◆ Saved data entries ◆
** Start **
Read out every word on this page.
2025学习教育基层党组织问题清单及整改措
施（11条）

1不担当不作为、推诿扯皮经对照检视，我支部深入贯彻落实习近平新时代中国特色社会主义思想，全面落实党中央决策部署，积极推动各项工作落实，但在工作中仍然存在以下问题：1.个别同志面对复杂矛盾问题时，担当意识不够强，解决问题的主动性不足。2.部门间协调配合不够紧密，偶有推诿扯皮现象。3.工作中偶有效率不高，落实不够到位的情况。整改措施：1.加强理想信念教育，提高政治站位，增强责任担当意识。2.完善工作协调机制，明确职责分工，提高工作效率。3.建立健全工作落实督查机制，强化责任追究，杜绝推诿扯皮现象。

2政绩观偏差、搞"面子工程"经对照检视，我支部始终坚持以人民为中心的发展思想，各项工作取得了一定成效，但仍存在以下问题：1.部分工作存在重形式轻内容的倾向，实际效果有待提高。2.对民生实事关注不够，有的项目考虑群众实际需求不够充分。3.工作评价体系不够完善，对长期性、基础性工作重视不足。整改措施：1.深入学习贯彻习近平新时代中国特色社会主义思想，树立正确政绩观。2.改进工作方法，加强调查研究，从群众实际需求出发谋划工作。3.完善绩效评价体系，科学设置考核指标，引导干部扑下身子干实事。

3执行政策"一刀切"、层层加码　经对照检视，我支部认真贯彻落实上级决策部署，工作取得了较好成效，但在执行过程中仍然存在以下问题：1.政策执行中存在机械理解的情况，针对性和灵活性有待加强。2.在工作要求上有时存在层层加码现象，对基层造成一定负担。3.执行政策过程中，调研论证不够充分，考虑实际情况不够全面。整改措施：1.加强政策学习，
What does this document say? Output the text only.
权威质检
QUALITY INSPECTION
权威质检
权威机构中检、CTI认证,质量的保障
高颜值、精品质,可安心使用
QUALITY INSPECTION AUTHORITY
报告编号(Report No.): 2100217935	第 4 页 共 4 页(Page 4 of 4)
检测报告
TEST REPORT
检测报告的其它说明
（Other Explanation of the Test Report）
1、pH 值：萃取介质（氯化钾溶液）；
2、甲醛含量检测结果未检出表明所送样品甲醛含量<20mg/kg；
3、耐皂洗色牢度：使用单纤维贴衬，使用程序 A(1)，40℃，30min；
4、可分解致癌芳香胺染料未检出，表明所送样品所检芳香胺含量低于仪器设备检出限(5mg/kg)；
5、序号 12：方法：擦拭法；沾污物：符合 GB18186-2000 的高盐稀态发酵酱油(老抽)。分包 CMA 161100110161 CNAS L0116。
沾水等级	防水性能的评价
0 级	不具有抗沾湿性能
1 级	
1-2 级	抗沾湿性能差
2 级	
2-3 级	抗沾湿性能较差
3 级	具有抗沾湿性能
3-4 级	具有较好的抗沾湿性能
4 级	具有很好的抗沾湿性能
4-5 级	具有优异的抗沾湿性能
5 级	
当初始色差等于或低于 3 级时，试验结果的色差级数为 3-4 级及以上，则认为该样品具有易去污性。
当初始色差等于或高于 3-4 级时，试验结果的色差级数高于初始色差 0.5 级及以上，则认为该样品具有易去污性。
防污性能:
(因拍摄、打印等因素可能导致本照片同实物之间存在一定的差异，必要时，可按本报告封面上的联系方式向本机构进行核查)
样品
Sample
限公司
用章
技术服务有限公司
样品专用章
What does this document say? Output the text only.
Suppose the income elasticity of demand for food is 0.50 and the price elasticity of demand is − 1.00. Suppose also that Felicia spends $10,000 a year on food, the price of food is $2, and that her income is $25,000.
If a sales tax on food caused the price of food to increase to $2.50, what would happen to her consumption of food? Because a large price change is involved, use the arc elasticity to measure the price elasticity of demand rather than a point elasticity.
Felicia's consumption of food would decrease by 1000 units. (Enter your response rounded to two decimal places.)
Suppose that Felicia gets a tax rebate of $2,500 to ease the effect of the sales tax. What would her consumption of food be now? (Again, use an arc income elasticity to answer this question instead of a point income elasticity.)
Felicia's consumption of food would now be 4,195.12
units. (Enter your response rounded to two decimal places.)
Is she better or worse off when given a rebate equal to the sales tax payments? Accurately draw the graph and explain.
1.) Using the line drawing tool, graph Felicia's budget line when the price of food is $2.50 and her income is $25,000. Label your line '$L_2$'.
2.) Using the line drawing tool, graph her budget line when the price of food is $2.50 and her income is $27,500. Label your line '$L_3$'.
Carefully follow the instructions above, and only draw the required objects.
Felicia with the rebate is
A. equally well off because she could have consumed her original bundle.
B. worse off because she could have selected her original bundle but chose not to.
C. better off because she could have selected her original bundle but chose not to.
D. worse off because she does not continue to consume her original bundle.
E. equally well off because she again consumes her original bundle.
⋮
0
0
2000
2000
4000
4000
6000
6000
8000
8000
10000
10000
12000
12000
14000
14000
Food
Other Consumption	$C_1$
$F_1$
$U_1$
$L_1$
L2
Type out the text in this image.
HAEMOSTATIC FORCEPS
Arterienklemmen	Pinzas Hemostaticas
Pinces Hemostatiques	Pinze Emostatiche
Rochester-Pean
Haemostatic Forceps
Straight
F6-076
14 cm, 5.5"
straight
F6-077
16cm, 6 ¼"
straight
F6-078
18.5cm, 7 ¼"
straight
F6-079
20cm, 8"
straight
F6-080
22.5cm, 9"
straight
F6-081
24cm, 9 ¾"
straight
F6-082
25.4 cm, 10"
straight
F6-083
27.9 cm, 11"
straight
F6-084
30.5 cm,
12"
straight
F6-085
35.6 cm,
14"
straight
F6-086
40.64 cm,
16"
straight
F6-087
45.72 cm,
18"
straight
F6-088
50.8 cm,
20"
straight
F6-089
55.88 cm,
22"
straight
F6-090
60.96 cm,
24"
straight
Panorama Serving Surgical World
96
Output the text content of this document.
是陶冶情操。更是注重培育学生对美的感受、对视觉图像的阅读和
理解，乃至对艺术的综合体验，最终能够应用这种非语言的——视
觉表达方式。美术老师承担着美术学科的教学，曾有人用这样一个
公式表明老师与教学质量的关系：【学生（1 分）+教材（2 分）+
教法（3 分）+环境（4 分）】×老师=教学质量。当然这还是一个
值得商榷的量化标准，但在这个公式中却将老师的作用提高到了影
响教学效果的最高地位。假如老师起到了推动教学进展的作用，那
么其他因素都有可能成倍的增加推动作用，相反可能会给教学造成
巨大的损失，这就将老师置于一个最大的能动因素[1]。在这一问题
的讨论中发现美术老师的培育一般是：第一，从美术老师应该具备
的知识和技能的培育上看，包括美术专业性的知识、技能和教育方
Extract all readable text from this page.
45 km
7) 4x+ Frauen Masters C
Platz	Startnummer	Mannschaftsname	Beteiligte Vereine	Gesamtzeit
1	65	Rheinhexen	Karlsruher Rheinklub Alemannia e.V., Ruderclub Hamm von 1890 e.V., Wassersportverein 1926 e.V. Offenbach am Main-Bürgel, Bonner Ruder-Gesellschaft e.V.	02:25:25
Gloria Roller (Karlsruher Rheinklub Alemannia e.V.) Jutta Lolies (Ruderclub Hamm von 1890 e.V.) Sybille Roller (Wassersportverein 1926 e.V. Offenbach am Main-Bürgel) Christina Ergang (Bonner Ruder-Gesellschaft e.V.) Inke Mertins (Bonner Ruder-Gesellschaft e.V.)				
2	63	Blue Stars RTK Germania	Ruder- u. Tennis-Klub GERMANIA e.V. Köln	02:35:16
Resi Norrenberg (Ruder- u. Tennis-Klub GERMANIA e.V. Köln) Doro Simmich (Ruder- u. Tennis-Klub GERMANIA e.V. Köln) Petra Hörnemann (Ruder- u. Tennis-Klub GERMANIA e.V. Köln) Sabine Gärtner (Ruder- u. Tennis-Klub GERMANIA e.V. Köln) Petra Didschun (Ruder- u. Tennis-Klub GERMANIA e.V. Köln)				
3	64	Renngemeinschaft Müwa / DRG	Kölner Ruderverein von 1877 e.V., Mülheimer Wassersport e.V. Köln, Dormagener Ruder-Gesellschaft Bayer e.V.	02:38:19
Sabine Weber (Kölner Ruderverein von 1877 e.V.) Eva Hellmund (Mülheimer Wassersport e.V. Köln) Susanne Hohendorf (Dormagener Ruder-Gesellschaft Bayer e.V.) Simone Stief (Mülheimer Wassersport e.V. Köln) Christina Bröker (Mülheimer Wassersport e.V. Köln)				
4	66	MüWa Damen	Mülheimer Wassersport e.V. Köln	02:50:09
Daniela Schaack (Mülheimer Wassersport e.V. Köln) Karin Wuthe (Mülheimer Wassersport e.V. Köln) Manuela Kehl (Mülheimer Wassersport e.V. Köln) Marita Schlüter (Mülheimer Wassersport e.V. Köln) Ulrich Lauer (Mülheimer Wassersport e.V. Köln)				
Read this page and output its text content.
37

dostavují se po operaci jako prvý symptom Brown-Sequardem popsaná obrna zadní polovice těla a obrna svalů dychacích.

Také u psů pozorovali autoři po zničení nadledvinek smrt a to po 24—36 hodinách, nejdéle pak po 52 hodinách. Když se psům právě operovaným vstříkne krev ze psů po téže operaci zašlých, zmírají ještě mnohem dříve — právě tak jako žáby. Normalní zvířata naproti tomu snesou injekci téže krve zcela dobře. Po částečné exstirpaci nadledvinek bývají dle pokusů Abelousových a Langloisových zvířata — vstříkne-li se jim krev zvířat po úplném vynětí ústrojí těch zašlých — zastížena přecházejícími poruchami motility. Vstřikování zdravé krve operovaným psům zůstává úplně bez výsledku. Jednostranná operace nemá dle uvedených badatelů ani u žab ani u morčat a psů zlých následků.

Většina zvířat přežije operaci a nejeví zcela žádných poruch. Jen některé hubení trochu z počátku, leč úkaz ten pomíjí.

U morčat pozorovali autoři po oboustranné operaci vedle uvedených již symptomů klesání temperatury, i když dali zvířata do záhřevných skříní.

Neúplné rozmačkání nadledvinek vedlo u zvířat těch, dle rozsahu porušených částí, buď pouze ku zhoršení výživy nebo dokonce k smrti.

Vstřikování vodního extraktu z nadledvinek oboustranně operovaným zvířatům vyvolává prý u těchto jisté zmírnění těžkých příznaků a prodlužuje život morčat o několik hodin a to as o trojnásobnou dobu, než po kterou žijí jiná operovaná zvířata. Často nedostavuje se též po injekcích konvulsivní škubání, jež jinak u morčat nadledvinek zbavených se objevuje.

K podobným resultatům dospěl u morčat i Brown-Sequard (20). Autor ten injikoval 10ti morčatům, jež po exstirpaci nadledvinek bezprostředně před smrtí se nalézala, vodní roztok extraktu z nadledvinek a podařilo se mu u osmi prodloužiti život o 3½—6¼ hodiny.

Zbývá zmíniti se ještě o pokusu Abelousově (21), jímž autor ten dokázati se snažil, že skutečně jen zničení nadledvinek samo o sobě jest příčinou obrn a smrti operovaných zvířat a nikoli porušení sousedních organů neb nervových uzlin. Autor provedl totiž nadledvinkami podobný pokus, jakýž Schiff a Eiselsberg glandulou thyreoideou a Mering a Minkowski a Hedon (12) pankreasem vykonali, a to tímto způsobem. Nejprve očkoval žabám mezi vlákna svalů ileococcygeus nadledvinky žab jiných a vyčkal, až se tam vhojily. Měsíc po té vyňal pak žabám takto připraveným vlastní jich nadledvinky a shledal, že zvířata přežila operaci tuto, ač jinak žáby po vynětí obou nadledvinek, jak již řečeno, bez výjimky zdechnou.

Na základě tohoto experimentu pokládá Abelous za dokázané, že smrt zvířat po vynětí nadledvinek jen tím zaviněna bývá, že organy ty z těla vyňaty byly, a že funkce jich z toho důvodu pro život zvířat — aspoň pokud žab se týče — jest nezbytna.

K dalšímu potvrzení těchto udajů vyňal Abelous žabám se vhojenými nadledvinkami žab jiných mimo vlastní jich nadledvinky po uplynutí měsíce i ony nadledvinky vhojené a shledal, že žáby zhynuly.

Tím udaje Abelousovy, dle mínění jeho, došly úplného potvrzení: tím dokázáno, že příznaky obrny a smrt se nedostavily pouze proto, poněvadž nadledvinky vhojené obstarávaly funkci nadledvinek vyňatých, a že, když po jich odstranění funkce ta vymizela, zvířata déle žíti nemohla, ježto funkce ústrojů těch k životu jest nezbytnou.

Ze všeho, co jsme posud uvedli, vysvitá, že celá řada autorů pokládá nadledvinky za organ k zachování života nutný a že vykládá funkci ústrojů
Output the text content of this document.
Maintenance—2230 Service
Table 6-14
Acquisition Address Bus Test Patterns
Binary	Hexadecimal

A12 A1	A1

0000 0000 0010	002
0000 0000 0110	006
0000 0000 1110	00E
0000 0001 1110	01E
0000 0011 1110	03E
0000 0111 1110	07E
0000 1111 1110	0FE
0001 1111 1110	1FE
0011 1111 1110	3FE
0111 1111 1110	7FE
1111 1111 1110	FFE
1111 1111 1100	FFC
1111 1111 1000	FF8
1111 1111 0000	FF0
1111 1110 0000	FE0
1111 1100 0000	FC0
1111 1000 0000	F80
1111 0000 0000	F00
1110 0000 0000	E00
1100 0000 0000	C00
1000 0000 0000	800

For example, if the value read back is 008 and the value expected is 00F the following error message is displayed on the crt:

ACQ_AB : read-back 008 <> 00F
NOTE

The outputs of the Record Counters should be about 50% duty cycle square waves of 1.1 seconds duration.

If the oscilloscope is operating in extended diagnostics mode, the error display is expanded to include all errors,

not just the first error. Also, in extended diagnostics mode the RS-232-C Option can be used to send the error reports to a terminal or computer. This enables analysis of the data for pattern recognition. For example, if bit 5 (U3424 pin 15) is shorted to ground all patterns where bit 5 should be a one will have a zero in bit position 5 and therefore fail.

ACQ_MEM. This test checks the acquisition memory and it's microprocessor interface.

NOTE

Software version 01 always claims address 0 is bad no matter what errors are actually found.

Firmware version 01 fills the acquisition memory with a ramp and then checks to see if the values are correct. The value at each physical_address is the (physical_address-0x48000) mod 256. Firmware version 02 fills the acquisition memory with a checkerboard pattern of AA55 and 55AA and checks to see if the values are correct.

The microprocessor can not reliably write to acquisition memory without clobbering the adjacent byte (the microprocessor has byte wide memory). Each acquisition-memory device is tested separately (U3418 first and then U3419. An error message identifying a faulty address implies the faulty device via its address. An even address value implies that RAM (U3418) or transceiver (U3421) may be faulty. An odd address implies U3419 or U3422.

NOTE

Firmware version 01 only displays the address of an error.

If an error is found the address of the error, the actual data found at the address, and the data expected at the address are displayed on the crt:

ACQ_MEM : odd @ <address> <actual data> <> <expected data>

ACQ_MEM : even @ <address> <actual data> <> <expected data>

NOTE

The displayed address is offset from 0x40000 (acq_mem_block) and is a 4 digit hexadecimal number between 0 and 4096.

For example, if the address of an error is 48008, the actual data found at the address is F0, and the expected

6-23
** End **
◆ TASK OBJECTIVE ◆
Look through the entries above and report each line where the string "Christina" occurs.

◆ EXERCISE RESULT ◆
Gloria Roller (Karlsruher Rheinklub Alemannia e.V.) Jutta Lolies (Ruderclub Hamm von 1890 e.V.) Sybille Roller (Wassersportverein 1926 e.V. Offenbach am Main-Bürgel) Christina Ergang (Bonner Ruder-Gesellschaft e.V.) Inke Mertins (Bonner Ruder-Gesellschaft e.V.)				
Sabine Weber (Kölner Ruderverein von 1877 e.V.) Eva Hellmund (Mülheimer Wassersport e.V. Köln) Susanne Hohendorf (Dormagener Ruder-Gesellschaft Bayer e.V.) Simone Stief (Mülheimer Wassersport e.V. Köln) Christina Bröker (Mülheimer Wassersport e.V. Köln)				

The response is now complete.